--- start of STORED ROWS ---

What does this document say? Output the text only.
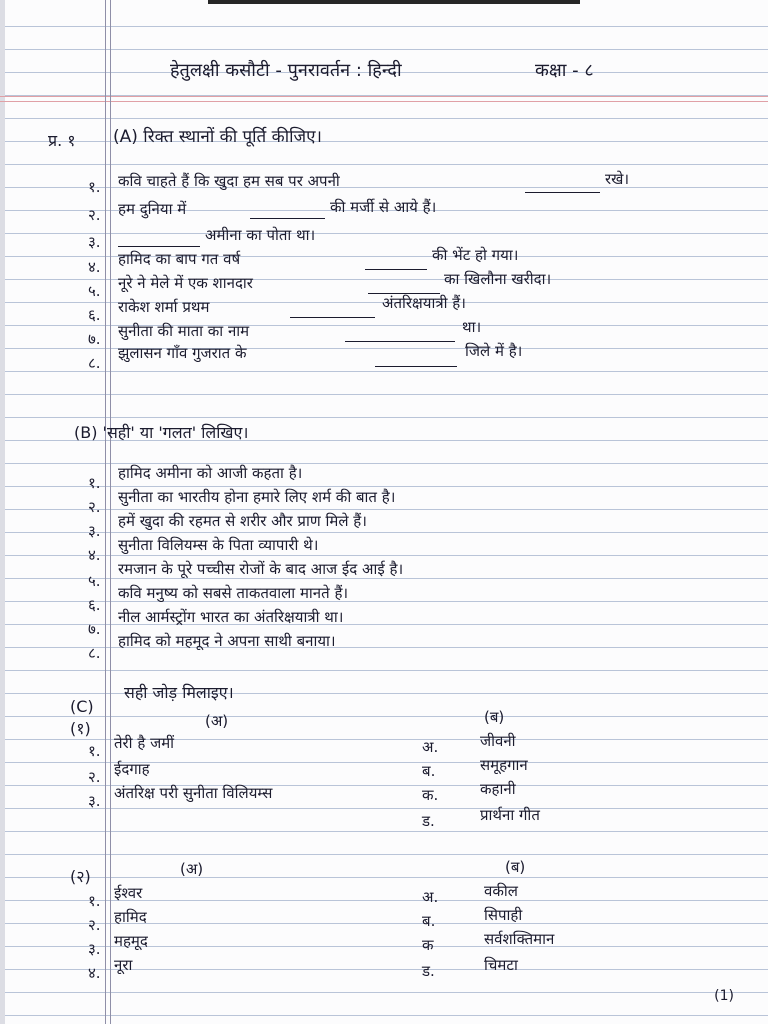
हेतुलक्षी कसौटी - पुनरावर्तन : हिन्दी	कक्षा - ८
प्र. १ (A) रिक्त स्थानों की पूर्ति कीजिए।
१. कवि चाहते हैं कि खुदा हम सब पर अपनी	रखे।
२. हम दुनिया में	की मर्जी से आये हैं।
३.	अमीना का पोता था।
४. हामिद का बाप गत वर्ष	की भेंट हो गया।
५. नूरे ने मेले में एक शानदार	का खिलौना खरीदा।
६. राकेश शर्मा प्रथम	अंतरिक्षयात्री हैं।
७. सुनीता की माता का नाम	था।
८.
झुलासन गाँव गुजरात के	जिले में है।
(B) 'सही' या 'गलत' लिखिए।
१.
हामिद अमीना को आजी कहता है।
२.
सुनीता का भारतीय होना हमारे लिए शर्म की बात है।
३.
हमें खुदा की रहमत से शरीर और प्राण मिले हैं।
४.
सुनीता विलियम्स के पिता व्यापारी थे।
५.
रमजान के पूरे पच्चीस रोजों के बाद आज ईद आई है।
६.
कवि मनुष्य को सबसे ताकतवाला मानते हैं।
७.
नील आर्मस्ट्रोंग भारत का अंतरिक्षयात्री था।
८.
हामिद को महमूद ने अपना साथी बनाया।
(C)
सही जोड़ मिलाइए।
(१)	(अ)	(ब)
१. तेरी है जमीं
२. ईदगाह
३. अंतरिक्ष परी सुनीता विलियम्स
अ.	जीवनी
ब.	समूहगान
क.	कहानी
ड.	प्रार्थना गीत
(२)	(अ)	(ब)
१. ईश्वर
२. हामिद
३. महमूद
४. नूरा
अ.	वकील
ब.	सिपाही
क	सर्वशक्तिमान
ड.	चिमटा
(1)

--- end of STORED ROWS ---

Go through the listing above and write it out again exactly, dropping the pictures.

▸ **COMPLETE OUTPUT**
What does this document say? Output the text only.
हेतुलक्षी कसौटी - पुनरावर्तन : हिन्दी	कक्षा - ८
प्र. १ (A) रिक्त स्थानों की पूर्ति कीजिए।
१. कवि चाहते हैं कि खुदा हम सब पर अपनी	रखे।
२. हम दुनिया में	की मर्जी से आये हैं।
३.	अमीना का पोता था।
४. हामिद का बाप गत वर्ष	की भेंट हो गया।
५. नूरे ने मेले में एक शानदार	का खिलौना खरीदा।
६. राकेश शर्मा प्रथम	अंतरिक्षयात्री हैं।
७. सुनीता की माता का नाम	था।
८.
झुलासन गाँव गुजरात के	जिले में है।
(B) 'सही' या 'गलत' लिखिए।
१.
हामिद अमीना को आजी कहता है।
२.
सुनीता का भारतीय होना हमारे लिए शर्म की बात है।
३.
हमें खुदा की रहमत से शरीर और प्राण मिले हैं।
४.
सुनीता विलियम्स के पिता व्यापारी थे।
५.
रमजान के पूरे पच्चीस रोजों के बाद आज ईद आई है।
६.
कवि मनुष्य को सबसे ताकतवाला मानते हैं।
७.
नील आर्मस्ट्रोंग भारत का अंतरिक्षयात्री था।
८.
हामिद को महमूद ने अपना साथी बनाया।
(C)
सही जोड़ मिलाइए।
(१)	(अ)	(ब)
१. तेरी है जमीं
२. ईदगाह
३. अंतरिक्ष परी सुनीता विलियम्स
अ.	जीवनी
ब.	समूहगान
क.	कहानी
ड.	प्रार्थना गीत
(२)	(अ)	(ब)
१. ईश्वर
२. हामिद
३. महमूद
४. नूरा
अ.	वकील
ब.	सिपाही
क	सर्वशक्तिमान
ड.	चिमटा
(1)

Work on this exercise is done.